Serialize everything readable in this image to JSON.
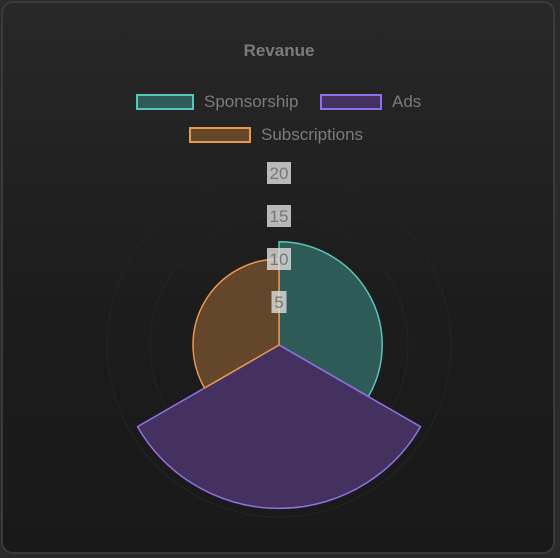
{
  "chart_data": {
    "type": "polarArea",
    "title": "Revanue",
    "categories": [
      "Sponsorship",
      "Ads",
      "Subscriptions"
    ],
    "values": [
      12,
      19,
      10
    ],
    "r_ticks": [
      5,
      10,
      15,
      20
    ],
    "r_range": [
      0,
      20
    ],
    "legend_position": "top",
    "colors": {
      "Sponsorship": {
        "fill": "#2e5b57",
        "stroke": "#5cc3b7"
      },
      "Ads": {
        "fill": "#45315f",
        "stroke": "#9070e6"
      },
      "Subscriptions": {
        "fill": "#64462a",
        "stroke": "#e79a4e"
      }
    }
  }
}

Problem to solve: From the entries above, copy out every line where the string "stroke" appears.

Written answer:
        "stroke": "#5cc3b7"
        "stroke": "#9070e6"
        "stroke": "#e79a4e"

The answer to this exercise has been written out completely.